▶ Task objective: Could you write out the records below exactly as they appear, leaving out any pictures?

[Dataset items]
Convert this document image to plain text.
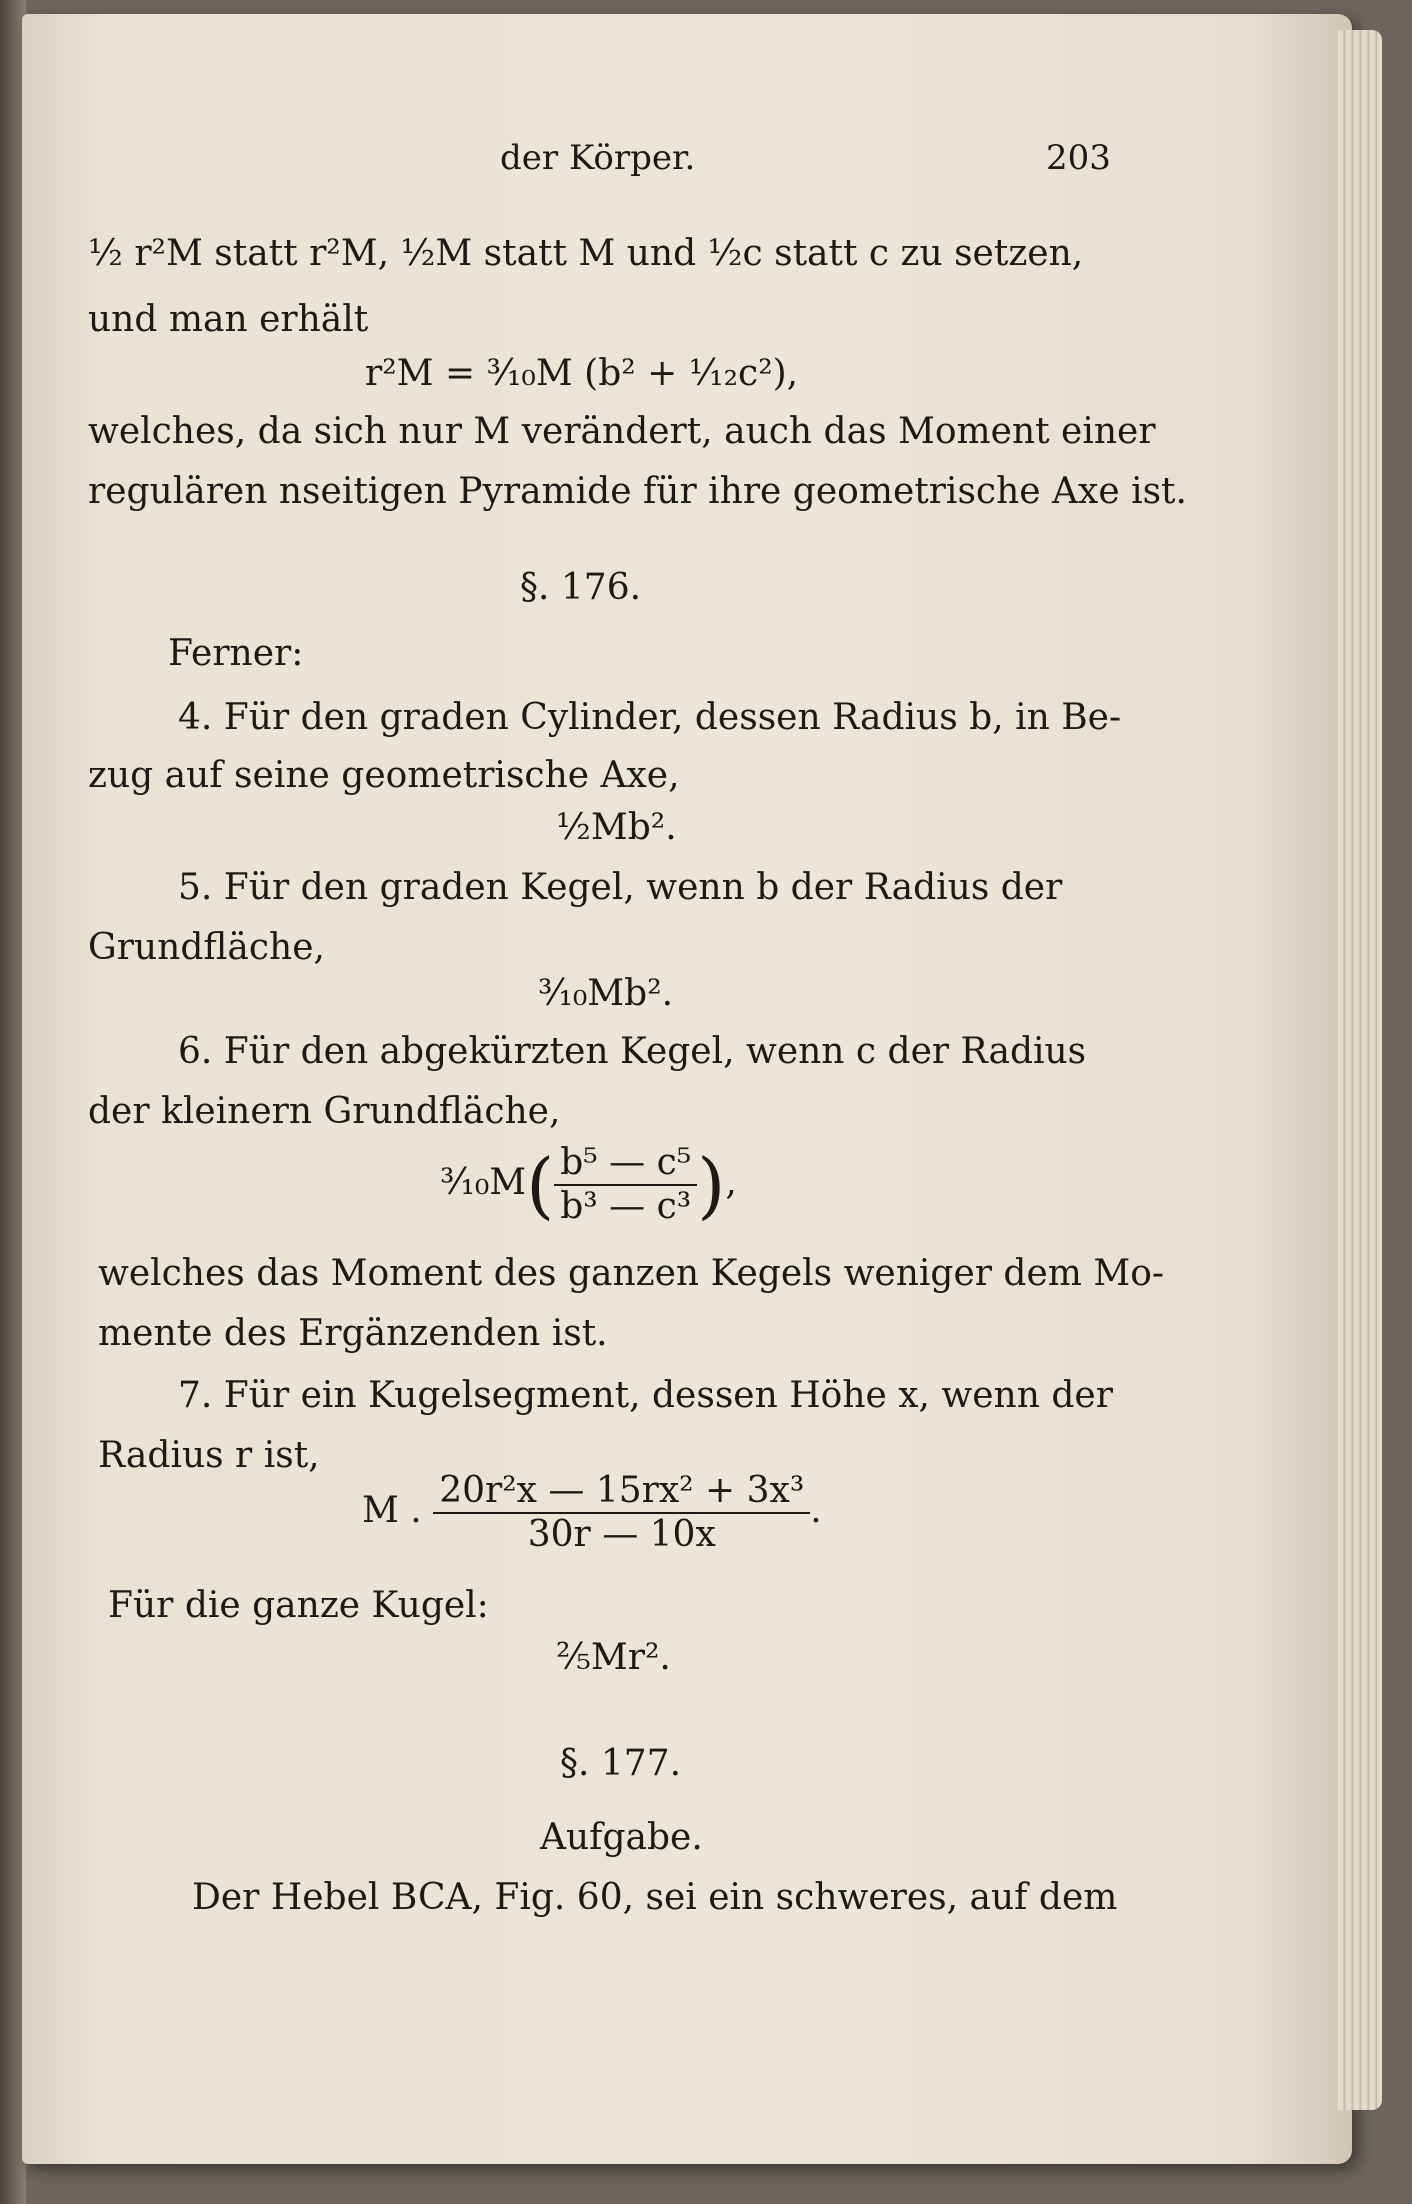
der Körper.	203
½ r²M statt r²M, ½M statt M und ½c statt c zu setzen,
und man erhält
r²M = ³⁄₁₀M (b² + ¹⁄₁₂c²),
welches, da sich nur M verändert, auch das Moment einer
regulären nseitigen Pyramide für ihre geometrische Axe ist.
§. 176.
Ferner:
4. Für den graden Cylinder, dessen Radius b, in Be-
zug auf seine geometrische Axe,
½Mb².
5. Für den graden Kegel, wenn b der Radius der
Grundfläche,
³⁄₁₀Mb².
6. Für den abgekürzten Kegel, wenn c der Radius
der kleinern Grundfläche,
³⁄₁₀M( $\frac{\text{b⁵ — c⁵}}{\text{b³ — c³}}$ ),
welches das Moment des ganzen Kegels weniger dem Mo-
mente des Ergänzenden ist.
7. Für ein Kugelsegment, dessen Höhe x, wenn der
Radius r ist,
M . $\frac{\text{20r²x — 15rx² + 3x³}}{30r — 10x}$ .
Für die ganze Kugel:
⅖Mr².
§. 177.
Aufgabe.
Der Hebel BCA, Fig. 60, sei ein schweres, auf dem
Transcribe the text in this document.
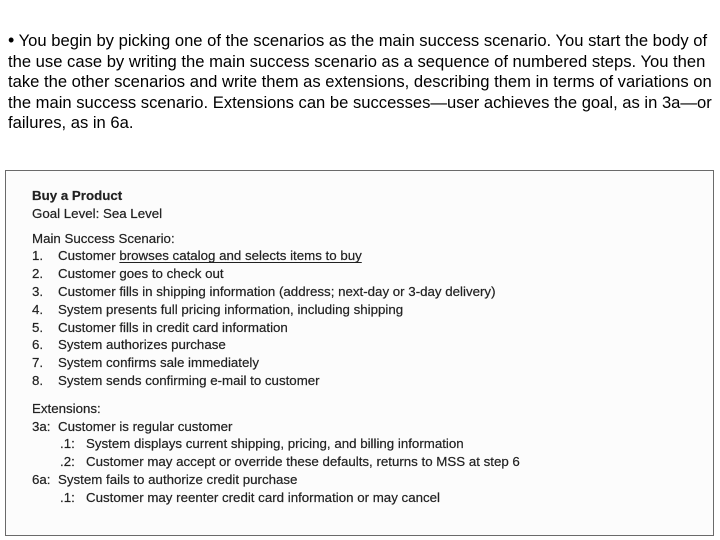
• You begin by picking one of the scenarios as the main success scenario. You start the body of the use case by writing the main success scenario as a sequence of numbered steps. You then take the other scenarios and write them as extensions, describing them in terms of variations on the main success scenario. Extensions can be successes—user achieves the goal, as in 3a—or failures, as in 6a.
Buy a Product
Goal Level: Sea Level
Main Success Scenario:
1. Customer browses catalog and selects items to buy
2. Customer goes to check out
3. Customer fills in shipping information (address; next-day or 3-day delivery)
4. System presents full pricing information, including shipping
5. Customer fills in credit card information
6. System authorizes purchase
7. System confirms sale immediately
8. System sends confirming e-mail to customer
Extensions:
3a: Customer is regular customer
.1: System displays current shipping, pricing, and billing information
.2: Customer may accept or override these defaults, returns to MSS at step 6
6a: System fails to authorize credit purchase
.1: Customer may reenter credit card information or may cancel
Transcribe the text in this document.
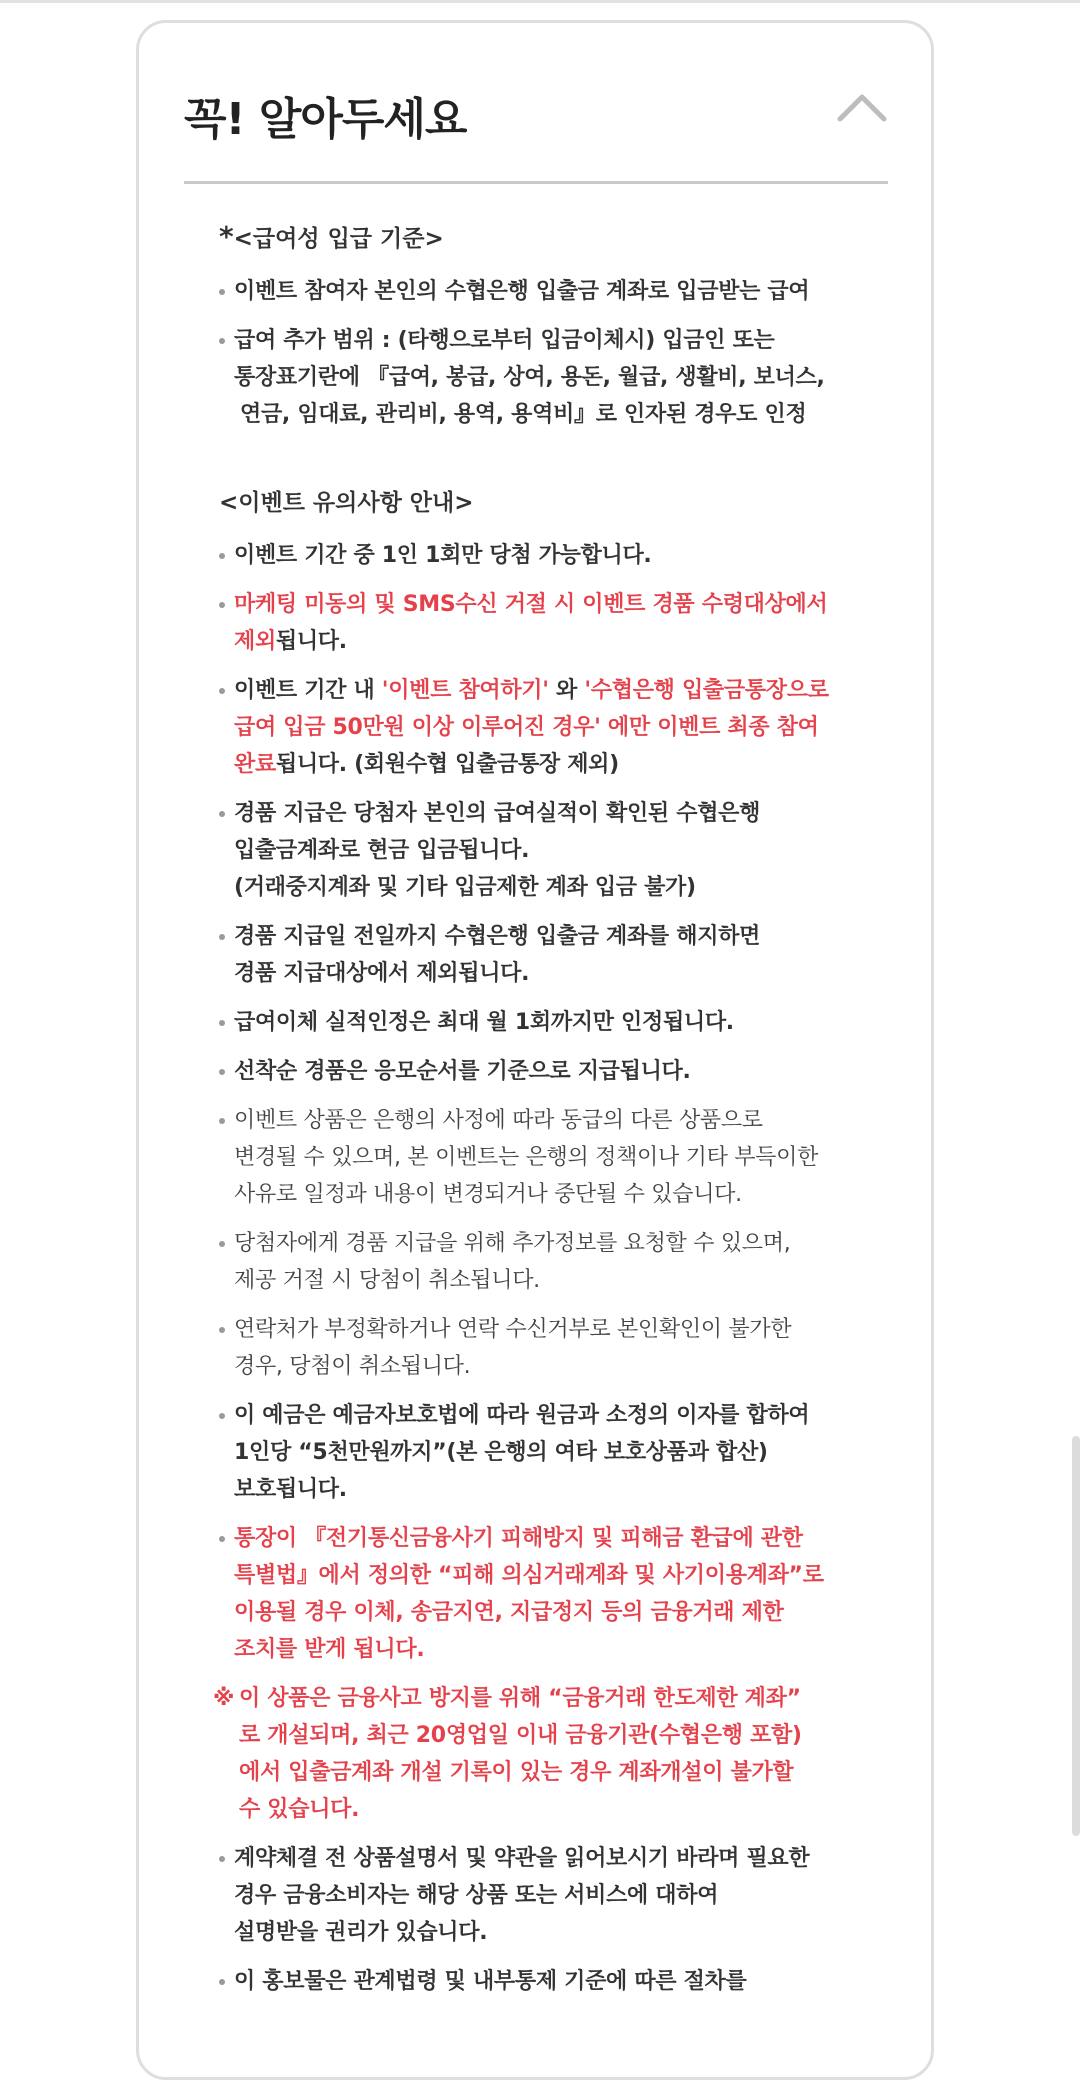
꼭! 알아두세요

*<급여성 입급 기준>

이벤트 참여자 본인의 수협은행 입출금 계좌로 입금받는 급여
급여 추가 범위 : (타행으로부터 입금이체시) 입금인 또는
통장표기란에 『급여, 봉급, 상여, 용돈, 월급, 생활비, 보너스,
연금, 임대료, 관리비, 용역, 용역비』로 인자된 경우도 인정

<이벤트 유의사항 안내>

이벤트 기간 중 1인 1회만 당첨 가능합니다.
마케팅 미동의 및 SMS수신 거절 시 이벤트 경품 수령대상에서
제외됩니다.
이벤트 기간 내 '이벤트 참여하기' 와 '수협은행 입출금통장으로
급여 입금 50만원 이상 이루어진 경우' 에만 이벤트 최종 참여
완료됩니다. (회원수협 입출금통장 제외)
경품 지급은 당첨자 본인의 급여실적이 확인된 수협은행
입출금계좌로 현금 입금됩니다.
(거래중지계좌 및 기타 입금제한 계좌 입금 불가)
경품 지급일 전일까지 수협은행 입출금 계좌를 해지하면
경품 지급대상에서 제외됩니다.
급여이체 실적인정은 최대 월 1회까지만 인정됩니다.
선착순 경품은 응모순서를 기준으로 지급됩니다.
이벤트 상품은 은행의 사정에 따라 동급의 다른 상품으로
변경될 수 있으며, 본 이벤트는 은행의 정책이나 기타 부득이한
사유로 일정과 내용이 변경되거나 중단될 수 있습니다.
당첨자에게 경품 지급을 위해 추가정보를 요청할 수 있으며,
제공 거절 시 당첨이 취소됩니다.
연락처가 부정확하거나 연락 수신거부로 본인확인이 불가한
경우, 당첨이 취소됩니다.
이 예금은 예금자보호법에 따라 원금과 소정의 이자를 합하여
1인당 “5천만원까지”(본 은행의 여타 보호상품과 합산)
보호됩니다.
통장이 『전기통신금융사기 피해방지 및 피해금 환급에 관한
특별법』에서 정의한 “피해 의심거래계좌 및 사기이용계좌”로
이용될 경우 이체, 송금지연, 지급정지 등의 금융거래 제한
조치를 받게 됩니다.
※ 이 상품은 금융사고 방지를 위해 “금융거래 한도제한 계좌”
로 개설되며, 최근 20영업일 이내 금융기관(수협은행 포함)
에서 입출금계좌 개설 기록이 있는 경우 계좌개설이 불가할
수 있습니다.
계약체결 전 상품설명서 및 약관을 읽어보시기 바라며 필요한
경우 금융소비자는 해당 상품 또는 서비스에 대하여
설명받을 권리가 있습니다.
이 홍보물은 관계법령 및 내부통제 기준에 따른 절차를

▶ Task answer:
Convert this document image to plain text.
der Körper.	203
½ r²M statt r²M, ½M statt M und ½c statt c zu setzen,
und man erhält
r²M = ³⁄₁₀M (b² + ¹⁄₁₂c²),
welches, da sich nur M verändert, auch das Moment einer
regulären nseitigen Pyramide für ihre geometrische Axe ist.
§. 176.
Ferner:
4. Für den graden Cylinder, dessen Radius b, in Be-
zug auf seine geometrische Axe,
½Mb².
5. Für den graden Kegel, wenn b der Radius der
Grundfläche,
³⁄₁₀Mb².
6. Für den abgekürzten Kegel, wenn c der Radius
der kleinern Grundfläche,
³⁄₁₀M( $\frac{\text{b⁵ — c⁵}}{\text{b³ — c³}}$ ),
welches das Moment des ganzen Kegels weniger dem Mo-
mente des Ergänzenden ist.
7. Für ein Kugelsegment, dessen Höhe x, wenn der
Radius r ist,
M . $\frac{\text{20r²x — 15rx² + 3x³}}{30r — 10x}$ .
Für die ganze Kugel:
⅖Mr².
§. 177.
Aufgabe.
Der Hebel BCA, Fig. 60, sei ein schweres, auf dem
Transcribe the text in this document.
• You begin by picking one of the scenarios as the main success scenario. You start the body of the use case by writing the main success scenario as a sequence of numbered steps. You then take the other scenarios and write them as extensions, describing them in terms of variations on the main success scenario. Extensions can be successes—user achieves the goal, as in 3a—or failures, as in 6a.
Buy a Product
Goal Level: Sea Level
Main Success Scenario:
1. Customer browses catalog and selects items to buy
2. Customer goes to check out
3. Customer fills in shipping information (address; next-day or 3-day delivery)
4. System presents full pricing information, including shipping
5. Customer fills in credit card information
6. System authorizes purchase
7. System confirms sale immediately
8. System sends confirming e-mail to customer
Extensions:
3a: Customer is regular customer
.1: System displays current shipping, pricing, and billing information
.2: Customer may accept or override these defaults, returns to MSS at step 6
6a: System fails to authorize credit purchase
.1: Customer may reenter credit card information or may cancel
Transcribe the text in this document.
꼭! 알아두세요

*<급여성 입급 기준>

이벤트 참여자 본인의 수협은행 입출금 계좌로 입금받는 급여
급여 추가 범위 : (타행으로부터 입금이체시) 입금인 또는
통장표기란에 『급여, 봉급, 상여, 용돈, 월급, 생활비, 보너스,
연금, 임대료, 관리비, 용역, 용역비』로 인자된 경우도 인정

<이벤트 유의사항 안내>

이벤트 기간 중 1인 1회만 당첨 가능합니다.
마케팅 미동의 및 SMS수신 거절 시 이벤트 경품 수령대상에서
제외됩니다.
이벤트 기간 내 '이벤트 참여하기' 와 '수협은행 입출금통장으로
급여 입금 50만원 이상 이루어진 경우' 에만 이벤트 최종 참여
완료됩니다. (회원수협 입출금통장 제외)
경품 지급은 당첨자 본인의 급여실적이 확인된 수협은행
입출금계좌로 현금 입금됩니다.
(거래중지계좌 및 기타 입금제한 계좌 입금 불가)
경품 지급일 전일까지 수협은행 입출금 계좌를 해지하면
경품 지급대상에서 제외됩니다.
급여이체 실적인정은 최대 월 1회까지만 인정됩니다.
선착순 경품은 응모순서를 기준으로 지급됩니다.
이벤트 상품은 은행의 사정에 따라 동급의 다른 상품으로
변경될 수 있으며, 본 이벤트는 은행의 정책이나 기타 부득이한
사유로 일정과 내용이 변경되거나 중단될 수 있습니다.
당첨자에게 경품 지급을 위해 추가정보를 요청할 수 있으며,
제공 거절 시 당첨이 취소됩니다.
연락처가 부정확하거나 연락 수신거부로 본인확인이 불가한
경우, 당첨이 취소됩니다.
이 예금은 예금자보호법에 따라 원금과 소정의 이자를 합하여
1인당 “5천만원까지”(본 은행의 여타 보호상품과 합산)
보호됩니다.
통장이 『전기통신금융사기 피해방지 및 피해금 환급에 관한
특별법』에서 정의한 “피해 의심거래계좌 및 사기이용계좌”로
이용될 경우 이체, 송금지연, 지급정지 등의 금융거래 제한
조치를 받게 됩니다.
※ 이 상품은 금융사고 방지를 위해 “금융거래 한도제한 계좌”
로 개설되며, 최근 20영업일 이내 금융기관(수협은행 포함)
에서 입출금계좌 개설 기록이 있는 경우 계좌개설이 불가할
수 있습니다.
계약체결 전 상품설명서 및 약관을 읽어보시기 바라며 필요한
경우 금융소비자는 해당 상품 또는 서비스에 대하여
설명받을 권리가 있습니다.
이 홍보물은 관계법령 및 내부통제 기준에 따른 절차를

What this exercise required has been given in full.